Data items:
## BEGIN

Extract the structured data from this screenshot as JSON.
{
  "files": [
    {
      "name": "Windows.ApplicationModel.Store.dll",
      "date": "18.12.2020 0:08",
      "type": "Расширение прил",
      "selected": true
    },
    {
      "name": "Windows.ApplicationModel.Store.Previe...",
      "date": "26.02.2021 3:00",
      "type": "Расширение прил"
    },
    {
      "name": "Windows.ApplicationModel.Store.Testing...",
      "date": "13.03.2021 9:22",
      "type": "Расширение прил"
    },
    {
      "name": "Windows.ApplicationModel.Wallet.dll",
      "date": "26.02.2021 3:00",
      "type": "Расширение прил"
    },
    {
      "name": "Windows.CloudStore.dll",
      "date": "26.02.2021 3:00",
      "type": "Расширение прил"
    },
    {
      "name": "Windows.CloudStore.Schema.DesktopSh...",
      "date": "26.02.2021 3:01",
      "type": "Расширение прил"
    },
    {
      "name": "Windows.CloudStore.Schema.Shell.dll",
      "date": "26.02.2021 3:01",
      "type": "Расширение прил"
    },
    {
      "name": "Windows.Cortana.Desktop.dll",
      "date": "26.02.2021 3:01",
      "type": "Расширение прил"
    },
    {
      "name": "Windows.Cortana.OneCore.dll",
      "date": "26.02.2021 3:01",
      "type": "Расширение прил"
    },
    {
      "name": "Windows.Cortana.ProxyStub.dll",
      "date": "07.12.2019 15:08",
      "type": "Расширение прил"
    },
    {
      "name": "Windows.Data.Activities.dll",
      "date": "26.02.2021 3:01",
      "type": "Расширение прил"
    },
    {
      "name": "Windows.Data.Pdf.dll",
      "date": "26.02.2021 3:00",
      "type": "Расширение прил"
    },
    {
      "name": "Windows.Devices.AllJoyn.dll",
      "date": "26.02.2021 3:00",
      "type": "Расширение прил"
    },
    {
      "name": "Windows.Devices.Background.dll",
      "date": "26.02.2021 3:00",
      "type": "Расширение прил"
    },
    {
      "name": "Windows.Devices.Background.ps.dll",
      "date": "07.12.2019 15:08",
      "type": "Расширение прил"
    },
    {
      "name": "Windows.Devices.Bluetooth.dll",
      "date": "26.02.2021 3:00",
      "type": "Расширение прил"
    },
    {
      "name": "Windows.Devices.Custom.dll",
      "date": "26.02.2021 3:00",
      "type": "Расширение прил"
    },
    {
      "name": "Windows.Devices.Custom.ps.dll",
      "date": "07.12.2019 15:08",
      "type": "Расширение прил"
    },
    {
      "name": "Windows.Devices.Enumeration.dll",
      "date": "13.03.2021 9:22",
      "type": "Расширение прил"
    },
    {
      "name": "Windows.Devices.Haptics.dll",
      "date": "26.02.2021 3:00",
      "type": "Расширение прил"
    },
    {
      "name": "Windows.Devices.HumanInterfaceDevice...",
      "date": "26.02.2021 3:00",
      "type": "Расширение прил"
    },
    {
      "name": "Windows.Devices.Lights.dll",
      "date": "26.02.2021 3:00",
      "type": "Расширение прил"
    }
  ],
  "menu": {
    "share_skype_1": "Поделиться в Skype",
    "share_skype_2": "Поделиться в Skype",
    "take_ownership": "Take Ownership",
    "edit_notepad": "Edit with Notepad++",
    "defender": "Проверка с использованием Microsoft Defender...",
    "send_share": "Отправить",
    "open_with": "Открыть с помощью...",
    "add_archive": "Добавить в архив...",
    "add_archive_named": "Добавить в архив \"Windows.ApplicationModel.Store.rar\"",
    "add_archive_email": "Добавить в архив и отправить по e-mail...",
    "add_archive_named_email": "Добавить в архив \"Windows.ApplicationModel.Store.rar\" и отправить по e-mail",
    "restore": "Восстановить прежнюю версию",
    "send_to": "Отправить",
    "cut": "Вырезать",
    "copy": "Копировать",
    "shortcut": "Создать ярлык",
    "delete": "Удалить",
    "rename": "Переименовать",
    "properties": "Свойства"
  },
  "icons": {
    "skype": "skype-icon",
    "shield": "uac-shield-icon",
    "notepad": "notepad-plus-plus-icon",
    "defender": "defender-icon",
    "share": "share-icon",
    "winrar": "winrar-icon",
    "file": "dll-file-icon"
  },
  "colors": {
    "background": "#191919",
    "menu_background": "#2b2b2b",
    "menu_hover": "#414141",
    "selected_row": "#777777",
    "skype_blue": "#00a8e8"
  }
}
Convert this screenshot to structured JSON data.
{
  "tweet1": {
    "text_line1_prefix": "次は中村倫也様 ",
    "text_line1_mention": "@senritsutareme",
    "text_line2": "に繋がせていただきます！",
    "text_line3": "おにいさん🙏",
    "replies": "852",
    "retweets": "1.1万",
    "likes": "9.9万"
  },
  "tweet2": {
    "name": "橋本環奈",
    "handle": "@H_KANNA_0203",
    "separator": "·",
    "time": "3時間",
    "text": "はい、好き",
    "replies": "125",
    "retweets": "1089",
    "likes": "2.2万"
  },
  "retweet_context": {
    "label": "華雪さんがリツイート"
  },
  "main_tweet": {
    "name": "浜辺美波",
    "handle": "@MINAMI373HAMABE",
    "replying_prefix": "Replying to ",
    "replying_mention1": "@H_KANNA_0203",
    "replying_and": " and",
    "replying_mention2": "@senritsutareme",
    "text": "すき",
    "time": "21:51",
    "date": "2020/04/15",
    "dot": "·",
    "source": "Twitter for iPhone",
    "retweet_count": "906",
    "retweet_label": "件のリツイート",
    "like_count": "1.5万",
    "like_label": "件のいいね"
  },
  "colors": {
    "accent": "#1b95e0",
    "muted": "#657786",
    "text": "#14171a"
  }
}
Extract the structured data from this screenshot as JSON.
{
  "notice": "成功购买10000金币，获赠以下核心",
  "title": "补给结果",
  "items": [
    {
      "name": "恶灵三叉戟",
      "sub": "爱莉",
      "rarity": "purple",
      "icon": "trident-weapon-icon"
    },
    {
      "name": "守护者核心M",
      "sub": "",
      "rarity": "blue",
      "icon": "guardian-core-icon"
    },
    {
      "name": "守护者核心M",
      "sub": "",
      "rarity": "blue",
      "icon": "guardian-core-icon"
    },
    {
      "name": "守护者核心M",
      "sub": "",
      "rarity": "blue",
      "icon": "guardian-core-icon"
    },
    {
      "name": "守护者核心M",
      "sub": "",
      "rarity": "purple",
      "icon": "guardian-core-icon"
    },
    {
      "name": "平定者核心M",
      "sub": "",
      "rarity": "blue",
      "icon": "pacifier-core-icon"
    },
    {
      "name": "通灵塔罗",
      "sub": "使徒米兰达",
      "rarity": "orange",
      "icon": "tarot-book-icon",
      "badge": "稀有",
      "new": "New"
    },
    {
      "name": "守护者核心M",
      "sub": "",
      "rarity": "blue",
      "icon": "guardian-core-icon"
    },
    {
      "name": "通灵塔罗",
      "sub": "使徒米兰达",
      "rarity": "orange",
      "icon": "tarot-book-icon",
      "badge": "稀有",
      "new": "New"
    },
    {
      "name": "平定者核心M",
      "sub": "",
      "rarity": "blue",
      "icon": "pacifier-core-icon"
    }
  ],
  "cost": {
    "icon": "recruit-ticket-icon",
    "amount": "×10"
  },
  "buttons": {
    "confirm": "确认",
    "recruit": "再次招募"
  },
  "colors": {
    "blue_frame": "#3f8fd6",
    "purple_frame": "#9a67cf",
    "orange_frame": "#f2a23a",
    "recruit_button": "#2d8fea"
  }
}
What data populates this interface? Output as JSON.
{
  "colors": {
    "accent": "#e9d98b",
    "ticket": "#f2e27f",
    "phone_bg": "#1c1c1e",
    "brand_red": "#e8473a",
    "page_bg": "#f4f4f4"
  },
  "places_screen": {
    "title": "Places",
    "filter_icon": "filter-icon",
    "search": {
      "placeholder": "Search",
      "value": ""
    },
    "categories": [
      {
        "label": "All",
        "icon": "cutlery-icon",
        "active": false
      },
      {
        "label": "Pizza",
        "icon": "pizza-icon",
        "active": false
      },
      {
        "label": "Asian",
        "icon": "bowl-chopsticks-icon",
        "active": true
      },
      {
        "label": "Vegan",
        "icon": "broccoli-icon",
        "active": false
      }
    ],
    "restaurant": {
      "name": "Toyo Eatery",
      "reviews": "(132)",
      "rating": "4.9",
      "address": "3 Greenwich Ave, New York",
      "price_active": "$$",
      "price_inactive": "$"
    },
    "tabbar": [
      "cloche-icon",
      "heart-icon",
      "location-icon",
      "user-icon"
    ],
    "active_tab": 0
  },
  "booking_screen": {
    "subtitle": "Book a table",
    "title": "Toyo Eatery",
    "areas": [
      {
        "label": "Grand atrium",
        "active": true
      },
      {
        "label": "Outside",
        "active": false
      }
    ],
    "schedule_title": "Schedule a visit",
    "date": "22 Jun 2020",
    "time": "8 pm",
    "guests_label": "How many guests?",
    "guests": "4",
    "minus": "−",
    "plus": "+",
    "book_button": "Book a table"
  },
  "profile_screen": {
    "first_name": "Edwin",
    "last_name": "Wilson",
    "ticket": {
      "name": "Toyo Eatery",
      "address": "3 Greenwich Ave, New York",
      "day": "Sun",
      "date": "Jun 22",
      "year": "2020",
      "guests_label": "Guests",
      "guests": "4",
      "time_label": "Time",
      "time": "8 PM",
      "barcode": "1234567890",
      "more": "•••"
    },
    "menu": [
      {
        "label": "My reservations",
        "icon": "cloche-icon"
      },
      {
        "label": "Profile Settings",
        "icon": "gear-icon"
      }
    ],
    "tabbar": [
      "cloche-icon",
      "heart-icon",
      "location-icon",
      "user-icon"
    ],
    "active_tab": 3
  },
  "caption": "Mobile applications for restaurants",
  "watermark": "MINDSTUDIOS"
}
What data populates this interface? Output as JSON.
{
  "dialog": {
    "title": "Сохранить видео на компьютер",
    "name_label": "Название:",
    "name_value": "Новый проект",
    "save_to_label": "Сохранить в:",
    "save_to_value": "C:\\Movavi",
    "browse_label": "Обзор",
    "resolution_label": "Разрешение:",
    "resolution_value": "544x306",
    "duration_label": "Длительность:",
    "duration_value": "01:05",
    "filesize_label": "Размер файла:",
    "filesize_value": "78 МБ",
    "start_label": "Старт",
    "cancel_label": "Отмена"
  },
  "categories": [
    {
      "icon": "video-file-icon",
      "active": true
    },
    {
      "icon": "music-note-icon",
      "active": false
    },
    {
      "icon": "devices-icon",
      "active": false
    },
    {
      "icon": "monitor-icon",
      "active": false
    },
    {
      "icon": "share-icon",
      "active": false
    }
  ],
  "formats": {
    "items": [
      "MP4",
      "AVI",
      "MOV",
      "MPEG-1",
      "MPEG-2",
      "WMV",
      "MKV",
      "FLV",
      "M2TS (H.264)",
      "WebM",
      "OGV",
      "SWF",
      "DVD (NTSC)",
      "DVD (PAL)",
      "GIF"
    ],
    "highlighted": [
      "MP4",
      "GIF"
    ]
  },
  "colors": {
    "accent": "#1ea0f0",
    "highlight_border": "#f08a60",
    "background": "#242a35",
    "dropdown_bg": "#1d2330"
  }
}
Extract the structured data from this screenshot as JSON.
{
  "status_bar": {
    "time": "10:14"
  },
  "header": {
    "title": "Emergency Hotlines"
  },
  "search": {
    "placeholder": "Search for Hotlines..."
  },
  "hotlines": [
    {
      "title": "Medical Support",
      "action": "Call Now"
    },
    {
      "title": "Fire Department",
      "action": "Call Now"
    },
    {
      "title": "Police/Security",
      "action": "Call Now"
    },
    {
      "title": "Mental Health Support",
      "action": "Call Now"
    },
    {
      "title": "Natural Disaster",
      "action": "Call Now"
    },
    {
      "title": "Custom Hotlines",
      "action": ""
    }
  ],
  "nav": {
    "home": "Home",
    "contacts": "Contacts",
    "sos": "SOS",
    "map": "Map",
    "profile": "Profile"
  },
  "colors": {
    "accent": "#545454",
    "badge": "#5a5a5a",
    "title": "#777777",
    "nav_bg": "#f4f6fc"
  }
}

## END

:: Task to complete ::
From the entries above, copy every line where the word "CloudStore" shows up.

:: Exercise solution ::
      "name": "Windows.CloudStore.dll",
      "name": "Windows.CloudStore.Schema.DesktopSh...",
      "name": "Windows.CloudStore.Schema.Shell.dll",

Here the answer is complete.